> _Text shown_:
Start of Block

Gerben de Jonge and Peter van der Sluijs AC Analytical Controls BV, P.O. Box 10.054, 3004 AB Rotterdam, Innsbruckweg 35, 3047 AG Rotterdam, The Netherlands

Introduction

Natural gas normally refers to the gaseous fossil-based equivalent to oil. Found in geological accumulations, the composition varies considerably, ranging from nearly pure nitrogen, carbon dioxide, or methane to a mixture of hydrocarbons and gases. The largest use of natural gas is as a fuel. Natural gas is also a chemical feedstock--a source of pure single hydrocarbon gases. Gas from a natural gas field will burn without processing, but it usually requires treatment to remove or to control the level of particular components affecting regulatory compliance or product quality. For example, the primary use of the natural gas fraction C1­C6 is as a fuel; it usually moves by pipeline. This requires the removal of a number of components, such as potential hydrocarbon liquids (C6+), to prevent condensation in the pipeline.

End of Block

Page segmentation data
Start of Block

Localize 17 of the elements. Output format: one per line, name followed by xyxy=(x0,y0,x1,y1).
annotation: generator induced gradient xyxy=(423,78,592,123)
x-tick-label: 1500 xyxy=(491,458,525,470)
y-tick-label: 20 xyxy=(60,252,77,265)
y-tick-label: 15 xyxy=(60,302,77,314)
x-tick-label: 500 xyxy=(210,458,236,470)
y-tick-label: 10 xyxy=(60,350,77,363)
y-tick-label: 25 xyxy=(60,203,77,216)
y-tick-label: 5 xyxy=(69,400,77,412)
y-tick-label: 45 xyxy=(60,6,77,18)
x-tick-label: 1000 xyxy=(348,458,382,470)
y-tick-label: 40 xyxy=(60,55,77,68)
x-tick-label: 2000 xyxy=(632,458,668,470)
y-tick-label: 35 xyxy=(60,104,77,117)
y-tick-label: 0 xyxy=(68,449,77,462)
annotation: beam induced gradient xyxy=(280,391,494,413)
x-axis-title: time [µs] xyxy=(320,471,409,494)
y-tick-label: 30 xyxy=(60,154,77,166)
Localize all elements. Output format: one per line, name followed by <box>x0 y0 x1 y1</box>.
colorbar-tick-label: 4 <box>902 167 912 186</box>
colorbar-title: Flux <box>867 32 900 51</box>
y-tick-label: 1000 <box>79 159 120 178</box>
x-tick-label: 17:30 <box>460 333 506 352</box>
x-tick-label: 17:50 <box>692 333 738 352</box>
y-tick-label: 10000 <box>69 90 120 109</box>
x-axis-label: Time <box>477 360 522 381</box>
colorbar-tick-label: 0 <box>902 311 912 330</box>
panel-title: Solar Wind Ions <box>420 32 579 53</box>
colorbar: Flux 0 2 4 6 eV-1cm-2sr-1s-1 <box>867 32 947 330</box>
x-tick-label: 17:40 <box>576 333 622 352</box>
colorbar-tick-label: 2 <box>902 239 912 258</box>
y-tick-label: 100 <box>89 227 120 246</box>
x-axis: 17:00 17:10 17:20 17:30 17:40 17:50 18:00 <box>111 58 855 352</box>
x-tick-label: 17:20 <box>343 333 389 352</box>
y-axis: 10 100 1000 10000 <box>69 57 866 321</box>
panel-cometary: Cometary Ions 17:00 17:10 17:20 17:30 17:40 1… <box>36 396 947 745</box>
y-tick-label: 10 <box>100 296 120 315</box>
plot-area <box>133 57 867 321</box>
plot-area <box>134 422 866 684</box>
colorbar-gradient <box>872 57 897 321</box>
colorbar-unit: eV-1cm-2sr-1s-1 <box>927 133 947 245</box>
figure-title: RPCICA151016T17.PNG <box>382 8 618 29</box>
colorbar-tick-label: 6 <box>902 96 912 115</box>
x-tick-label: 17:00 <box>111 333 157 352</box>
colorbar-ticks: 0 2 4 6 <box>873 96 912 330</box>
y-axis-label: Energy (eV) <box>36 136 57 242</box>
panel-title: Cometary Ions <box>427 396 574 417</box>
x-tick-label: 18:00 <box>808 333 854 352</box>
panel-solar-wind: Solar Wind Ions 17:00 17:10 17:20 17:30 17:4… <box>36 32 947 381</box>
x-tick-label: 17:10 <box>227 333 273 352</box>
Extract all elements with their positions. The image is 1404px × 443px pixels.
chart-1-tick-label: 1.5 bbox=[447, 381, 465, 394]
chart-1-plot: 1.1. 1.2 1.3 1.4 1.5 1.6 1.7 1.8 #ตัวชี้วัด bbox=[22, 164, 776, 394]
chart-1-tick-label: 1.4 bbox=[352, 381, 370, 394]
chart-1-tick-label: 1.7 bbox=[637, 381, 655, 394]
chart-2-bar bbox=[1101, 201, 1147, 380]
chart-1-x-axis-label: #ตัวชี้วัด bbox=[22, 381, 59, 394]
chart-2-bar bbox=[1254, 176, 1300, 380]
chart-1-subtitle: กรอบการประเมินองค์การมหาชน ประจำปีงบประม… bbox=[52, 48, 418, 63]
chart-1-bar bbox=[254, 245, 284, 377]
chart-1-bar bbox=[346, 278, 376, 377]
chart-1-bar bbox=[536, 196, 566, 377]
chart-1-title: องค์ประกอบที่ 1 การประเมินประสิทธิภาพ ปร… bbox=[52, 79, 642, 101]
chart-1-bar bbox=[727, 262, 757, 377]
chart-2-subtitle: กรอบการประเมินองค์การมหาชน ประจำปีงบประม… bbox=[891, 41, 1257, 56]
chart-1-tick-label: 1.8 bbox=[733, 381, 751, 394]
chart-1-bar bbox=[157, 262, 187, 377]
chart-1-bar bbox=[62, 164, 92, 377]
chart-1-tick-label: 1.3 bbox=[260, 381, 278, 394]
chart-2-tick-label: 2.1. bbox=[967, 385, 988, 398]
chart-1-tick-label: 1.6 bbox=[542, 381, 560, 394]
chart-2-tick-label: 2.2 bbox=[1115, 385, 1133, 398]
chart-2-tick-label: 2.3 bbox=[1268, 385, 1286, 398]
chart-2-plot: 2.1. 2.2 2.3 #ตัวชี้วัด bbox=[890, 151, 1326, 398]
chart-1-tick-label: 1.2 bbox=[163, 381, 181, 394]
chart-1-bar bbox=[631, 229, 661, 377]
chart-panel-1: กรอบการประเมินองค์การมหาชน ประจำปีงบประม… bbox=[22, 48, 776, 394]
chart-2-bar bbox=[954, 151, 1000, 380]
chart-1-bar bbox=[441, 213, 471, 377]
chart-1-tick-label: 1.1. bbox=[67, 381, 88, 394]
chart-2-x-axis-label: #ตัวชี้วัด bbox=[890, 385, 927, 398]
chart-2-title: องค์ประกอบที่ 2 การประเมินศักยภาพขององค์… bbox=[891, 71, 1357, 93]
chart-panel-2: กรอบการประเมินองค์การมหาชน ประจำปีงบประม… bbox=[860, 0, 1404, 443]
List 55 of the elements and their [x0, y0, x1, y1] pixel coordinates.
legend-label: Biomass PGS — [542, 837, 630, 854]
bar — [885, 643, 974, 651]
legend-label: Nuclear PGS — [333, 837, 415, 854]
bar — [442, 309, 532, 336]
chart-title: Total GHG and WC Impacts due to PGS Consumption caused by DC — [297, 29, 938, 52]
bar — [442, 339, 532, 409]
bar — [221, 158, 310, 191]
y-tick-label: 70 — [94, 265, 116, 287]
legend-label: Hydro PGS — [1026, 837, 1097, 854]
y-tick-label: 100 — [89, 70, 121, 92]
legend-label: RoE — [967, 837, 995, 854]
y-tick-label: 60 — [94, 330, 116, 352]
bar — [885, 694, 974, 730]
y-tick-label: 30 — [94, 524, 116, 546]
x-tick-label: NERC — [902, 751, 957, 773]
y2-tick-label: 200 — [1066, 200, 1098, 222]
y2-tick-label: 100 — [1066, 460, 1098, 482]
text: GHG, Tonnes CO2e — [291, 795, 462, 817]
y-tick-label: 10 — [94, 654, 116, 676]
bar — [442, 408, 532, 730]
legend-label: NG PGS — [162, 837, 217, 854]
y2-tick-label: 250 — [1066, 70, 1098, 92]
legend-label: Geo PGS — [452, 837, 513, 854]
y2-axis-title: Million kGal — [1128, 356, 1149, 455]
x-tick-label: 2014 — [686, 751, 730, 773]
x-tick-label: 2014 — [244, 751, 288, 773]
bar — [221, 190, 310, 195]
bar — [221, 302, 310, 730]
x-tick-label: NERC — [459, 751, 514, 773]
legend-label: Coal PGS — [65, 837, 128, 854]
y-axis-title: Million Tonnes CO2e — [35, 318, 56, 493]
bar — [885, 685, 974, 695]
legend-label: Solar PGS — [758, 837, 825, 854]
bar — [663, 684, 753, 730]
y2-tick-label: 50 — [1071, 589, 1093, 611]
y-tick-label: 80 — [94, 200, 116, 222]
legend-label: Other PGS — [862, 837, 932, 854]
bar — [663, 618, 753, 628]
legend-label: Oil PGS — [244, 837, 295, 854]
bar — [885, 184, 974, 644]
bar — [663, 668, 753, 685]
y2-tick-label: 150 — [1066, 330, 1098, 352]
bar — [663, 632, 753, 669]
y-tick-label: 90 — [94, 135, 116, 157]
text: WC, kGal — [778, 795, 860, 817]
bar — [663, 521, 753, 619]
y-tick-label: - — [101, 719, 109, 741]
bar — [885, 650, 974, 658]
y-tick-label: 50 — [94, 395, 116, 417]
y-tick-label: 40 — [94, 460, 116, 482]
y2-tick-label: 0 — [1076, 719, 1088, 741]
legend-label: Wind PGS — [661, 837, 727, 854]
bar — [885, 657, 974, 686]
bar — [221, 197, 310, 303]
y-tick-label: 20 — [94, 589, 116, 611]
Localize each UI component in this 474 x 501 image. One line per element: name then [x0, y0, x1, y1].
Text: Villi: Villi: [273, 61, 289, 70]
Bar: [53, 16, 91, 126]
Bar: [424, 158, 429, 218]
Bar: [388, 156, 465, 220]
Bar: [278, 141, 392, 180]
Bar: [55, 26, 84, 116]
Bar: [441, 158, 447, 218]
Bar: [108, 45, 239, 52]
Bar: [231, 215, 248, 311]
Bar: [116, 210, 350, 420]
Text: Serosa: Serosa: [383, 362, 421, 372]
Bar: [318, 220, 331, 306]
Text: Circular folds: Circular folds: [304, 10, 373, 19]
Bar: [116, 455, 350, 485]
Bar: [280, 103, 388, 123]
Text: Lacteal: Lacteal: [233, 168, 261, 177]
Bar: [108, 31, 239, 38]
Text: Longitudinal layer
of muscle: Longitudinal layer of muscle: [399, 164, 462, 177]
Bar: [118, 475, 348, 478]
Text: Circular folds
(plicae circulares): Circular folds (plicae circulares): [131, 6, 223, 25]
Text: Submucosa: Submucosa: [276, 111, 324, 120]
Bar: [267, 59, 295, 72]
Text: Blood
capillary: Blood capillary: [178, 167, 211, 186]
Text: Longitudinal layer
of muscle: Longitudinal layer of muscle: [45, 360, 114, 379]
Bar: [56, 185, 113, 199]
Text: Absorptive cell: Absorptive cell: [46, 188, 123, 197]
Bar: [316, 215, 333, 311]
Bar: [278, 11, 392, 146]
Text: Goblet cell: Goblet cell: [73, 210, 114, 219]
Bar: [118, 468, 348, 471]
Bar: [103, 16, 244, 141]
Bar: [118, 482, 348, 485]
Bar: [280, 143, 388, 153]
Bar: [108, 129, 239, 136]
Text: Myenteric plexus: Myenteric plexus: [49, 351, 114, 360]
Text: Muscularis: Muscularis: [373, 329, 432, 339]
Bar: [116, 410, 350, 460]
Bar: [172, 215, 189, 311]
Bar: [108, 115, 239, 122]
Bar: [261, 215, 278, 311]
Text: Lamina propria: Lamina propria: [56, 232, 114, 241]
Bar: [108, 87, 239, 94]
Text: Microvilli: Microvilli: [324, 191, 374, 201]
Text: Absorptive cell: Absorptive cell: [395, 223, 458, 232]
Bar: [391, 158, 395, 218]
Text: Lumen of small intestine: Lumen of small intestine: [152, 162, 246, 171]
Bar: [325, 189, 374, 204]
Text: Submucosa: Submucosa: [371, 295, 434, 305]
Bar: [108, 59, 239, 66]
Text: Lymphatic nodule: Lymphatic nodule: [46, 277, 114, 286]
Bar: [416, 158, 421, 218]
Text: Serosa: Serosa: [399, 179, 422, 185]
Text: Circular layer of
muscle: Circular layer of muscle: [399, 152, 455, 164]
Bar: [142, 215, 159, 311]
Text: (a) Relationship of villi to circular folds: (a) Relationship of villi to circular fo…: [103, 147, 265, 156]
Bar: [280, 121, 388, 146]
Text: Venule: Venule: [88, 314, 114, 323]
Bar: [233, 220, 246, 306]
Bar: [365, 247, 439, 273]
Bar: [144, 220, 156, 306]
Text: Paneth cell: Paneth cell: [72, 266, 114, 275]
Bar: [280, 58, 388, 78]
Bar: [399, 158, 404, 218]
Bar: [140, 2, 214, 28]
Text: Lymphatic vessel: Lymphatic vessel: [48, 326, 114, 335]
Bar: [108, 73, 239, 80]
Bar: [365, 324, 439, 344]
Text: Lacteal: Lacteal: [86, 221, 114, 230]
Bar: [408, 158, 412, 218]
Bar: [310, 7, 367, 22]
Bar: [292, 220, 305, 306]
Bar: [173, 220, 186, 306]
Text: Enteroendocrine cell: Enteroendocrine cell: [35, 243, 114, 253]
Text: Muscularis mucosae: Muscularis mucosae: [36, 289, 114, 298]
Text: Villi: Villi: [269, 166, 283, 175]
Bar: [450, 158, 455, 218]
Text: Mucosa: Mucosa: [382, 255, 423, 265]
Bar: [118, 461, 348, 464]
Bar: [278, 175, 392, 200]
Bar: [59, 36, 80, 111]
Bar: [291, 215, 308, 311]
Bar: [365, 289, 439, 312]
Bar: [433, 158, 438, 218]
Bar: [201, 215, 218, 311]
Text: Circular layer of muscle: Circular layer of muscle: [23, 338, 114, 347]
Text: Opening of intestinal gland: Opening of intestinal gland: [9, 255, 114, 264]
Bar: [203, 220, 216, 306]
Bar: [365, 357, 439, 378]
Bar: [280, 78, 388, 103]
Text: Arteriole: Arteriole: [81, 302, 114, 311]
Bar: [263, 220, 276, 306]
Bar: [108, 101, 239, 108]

End of Block

> _Prompt_:
Does each statement below agree with the natural gas introduction? For each, answer yes or no and quote the deciding words of the text. (a) The largest use of natural gas is as a chemical feedstock. (b) Gas from a natural gas field will burn without processing. (c) Potential hydrocarbon liquids (C6+) are removed to prevent condensation in the pipeline.

> _Output_:
(a) No: "The largest use of natural gas is as a fuel."
(b) Yes: "Gas from a natural gas field will burn without processing"
(c) Yes: "such as potential hydrocarbon liquids (C6+), to prevent condensation in the pipeline"